◆ **WORK INSTRUCTIONS**:
Below are records. Copy every line with "USDT" in it.

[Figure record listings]
○ ○ ○ ○
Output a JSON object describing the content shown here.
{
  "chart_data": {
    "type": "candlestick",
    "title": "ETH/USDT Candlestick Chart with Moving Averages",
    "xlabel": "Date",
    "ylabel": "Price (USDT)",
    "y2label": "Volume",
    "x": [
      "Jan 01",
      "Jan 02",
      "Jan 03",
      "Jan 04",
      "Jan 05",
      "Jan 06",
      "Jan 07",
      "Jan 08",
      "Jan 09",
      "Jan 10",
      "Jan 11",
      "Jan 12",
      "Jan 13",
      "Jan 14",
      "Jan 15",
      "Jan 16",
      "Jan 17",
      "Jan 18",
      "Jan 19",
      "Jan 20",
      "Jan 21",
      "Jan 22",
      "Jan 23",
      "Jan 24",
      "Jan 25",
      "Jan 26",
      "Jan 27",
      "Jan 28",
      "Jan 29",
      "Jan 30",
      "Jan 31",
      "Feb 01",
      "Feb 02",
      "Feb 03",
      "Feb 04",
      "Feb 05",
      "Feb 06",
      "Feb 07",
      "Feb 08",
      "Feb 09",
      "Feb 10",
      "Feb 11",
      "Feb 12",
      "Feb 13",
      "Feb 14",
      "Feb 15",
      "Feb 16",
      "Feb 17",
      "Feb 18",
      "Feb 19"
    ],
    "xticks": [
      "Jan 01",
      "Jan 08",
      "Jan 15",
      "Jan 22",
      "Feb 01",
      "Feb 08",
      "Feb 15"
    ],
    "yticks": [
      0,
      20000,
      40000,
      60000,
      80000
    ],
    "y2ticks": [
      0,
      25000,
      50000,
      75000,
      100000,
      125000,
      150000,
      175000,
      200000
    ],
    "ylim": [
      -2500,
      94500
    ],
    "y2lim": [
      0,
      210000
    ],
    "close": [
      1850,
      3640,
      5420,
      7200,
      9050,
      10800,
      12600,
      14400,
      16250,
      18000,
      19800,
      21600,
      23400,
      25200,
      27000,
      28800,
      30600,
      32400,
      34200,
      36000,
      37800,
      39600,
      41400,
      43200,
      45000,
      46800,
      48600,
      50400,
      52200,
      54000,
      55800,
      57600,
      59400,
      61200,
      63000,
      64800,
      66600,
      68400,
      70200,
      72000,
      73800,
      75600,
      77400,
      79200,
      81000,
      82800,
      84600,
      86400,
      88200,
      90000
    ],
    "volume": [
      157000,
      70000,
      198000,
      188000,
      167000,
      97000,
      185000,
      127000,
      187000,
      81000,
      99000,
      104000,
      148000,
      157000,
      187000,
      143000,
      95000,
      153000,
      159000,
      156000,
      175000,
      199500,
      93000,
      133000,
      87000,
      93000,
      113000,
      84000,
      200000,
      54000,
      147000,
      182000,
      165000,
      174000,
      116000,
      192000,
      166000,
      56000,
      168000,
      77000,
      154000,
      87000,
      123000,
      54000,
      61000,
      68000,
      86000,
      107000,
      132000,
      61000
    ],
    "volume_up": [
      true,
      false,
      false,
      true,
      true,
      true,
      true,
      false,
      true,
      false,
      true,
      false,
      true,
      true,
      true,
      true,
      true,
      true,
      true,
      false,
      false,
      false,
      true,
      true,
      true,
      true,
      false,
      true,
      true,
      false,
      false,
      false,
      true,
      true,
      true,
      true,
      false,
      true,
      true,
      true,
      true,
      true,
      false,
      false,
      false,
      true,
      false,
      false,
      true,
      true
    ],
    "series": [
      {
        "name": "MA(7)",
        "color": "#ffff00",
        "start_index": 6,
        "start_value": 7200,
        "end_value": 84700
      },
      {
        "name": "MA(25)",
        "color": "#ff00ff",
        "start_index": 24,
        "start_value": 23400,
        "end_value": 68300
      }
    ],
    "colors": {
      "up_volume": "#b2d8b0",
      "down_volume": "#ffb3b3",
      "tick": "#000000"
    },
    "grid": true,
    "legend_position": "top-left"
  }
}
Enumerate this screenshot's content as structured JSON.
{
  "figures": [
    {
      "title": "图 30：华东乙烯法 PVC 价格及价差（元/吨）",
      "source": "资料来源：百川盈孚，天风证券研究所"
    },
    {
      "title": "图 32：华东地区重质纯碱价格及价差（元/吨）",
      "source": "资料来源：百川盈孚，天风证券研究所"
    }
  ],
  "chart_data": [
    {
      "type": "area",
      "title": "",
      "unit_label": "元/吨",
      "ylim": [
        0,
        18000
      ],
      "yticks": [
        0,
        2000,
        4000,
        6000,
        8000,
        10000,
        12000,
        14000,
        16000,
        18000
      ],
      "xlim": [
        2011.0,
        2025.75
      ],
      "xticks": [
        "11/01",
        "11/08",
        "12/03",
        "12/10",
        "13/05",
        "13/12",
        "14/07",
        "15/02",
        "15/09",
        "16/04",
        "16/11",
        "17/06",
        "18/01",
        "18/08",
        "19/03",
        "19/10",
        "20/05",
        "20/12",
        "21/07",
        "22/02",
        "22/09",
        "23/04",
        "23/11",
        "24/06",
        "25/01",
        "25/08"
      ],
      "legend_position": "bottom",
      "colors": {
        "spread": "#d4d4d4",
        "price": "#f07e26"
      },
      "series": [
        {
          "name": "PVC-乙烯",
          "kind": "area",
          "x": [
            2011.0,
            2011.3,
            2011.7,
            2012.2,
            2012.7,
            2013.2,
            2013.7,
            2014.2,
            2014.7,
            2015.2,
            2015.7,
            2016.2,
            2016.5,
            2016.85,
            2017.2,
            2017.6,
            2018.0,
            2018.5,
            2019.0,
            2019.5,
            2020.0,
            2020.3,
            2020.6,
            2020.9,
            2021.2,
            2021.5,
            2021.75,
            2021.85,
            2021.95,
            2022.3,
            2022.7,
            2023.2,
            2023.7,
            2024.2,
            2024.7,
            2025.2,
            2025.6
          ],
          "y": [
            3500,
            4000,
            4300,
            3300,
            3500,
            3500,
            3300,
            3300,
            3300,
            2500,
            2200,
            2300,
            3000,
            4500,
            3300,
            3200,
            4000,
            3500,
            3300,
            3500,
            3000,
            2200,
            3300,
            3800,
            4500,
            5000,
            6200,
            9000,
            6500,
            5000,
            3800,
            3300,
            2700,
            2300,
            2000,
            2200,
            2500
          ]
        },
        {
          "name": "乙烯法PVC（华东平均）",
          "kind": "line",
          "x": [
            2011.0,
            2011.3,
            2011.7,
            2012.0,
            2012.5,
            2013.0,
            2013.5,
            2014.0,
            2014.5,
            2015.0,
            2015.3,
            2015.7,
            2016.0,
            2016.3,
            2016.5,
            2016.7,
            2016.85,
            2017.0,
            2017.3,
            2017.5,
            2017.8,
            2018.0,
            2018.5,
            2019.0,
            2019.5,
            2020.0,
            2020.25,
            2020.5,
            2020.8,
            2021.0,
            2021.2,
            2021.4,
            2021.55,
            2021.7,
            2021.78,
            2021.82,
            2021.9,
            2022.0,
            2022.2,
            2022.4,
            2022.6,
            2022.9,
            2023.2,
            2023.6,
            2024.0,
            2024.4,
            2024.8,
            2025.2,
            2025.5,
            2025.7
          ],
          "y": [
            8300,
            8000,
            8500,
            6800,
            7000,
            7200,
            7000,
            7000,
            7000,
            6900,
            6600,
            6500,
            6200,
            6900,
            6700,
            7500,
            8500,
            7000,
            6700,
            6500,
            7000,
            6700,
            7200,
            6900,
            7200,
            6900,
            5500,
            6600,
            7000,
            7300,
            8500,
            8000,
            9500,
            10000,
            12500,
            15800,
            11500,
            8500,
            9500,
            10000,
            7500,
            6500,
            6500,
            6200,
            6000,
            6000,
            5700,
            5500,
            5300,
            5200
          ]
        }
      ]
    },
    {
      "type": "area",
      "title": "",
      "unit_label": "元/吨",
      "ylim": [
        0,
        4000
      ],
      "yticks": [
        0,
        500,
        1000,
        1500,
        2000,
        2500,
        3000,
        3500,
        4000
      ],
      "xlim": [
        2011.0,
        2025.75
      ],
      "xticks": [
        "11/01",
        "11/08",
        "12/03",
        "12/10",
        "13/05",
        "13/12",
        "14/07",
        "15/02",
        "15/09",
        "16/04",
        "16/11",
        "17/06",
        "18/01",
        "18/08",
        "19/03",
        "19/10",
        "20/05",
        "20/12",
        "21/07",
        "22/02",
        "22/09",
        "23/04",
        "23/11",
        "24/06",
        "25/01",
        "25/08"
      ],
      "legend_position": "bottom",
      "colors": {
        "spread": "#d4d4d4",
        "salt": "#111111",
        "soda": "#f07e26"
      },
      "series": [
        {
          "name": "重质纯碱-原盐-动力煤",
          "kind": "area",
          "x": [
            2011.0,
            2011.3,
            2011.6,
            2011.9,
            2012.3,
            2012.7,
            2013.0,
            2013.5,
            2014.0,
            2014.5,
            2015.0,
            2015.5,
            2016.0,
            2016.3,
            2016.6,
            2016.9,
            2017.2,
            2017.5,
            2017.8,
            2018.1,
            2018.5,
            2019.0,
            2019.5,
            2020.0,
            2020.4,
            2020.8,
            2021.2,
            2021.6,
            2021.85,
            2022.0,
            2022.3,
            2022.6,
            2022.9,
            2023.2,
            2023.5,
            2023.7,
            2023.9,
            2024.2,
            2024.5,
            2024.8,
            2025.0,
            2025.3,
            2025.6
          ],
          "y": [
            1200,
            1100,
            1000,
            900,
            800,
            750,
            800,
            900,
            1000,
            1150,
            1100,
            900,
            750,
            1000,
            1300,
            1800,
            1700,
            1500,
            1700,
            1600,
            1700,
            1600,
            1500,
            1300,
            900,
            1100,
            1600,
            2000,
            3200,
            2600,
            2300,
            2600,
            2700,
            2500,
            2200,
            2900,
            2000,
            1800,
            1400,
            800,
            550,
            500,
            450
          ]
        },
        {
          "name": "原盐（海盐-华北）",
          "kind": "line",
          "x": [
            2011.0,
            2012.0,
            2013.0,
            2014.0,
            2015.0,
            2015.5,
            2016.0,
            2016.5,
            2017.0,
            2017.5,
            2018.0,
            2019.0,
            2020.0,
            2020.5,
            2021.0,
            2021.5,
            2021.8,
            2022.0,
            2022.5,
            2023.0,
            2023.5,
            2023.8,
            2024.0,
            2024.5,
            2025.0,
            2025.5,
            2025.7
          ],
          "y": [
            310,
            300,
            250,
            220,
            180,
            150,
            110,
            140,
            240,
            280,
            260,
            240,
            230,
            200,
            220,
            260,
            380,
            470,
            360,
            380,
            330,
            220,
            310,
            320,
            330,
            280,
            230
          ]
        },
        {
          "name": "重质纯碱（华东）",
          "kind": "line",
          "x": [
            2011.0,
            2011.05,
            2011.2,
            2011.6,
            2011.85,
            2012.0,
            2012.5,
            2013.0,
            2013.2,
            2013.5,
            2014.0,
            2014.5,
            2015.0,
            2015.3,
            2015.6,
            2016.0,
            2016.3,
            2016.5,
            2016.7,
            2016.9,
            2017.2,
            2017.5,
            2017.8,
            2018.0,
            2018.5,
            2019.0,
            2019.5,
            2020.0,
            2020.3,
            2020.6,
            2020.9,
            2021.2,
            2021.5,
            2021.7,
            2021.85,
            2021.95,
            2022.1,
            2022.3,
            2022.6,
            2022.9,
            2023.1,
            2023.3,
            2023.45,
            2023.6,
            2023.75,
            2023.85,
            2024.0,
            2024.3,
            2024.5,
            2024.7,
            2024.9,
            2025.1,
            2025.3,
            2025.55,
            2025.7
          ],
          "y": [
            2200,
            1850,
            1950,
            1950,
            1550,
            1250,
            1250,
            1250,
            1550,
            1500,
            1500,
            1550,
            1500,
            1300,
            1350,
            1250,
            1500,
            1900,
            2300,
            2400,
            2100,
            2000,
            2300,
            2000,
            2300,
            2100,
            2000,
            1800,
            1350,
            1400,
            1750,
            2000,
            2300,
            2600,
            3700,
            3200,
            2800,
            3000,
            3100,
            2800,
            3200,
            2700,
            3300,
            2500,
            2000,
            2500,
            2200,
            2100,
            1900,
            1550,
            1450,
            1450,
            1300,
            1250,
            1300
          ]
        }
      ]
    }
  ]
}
○ ○ ○ ○
◆ **RESPONSE**:
    "title": "ETH/USDT Candlestick Chart with Moving Averages",
    "ylabel": "Price (USDT)",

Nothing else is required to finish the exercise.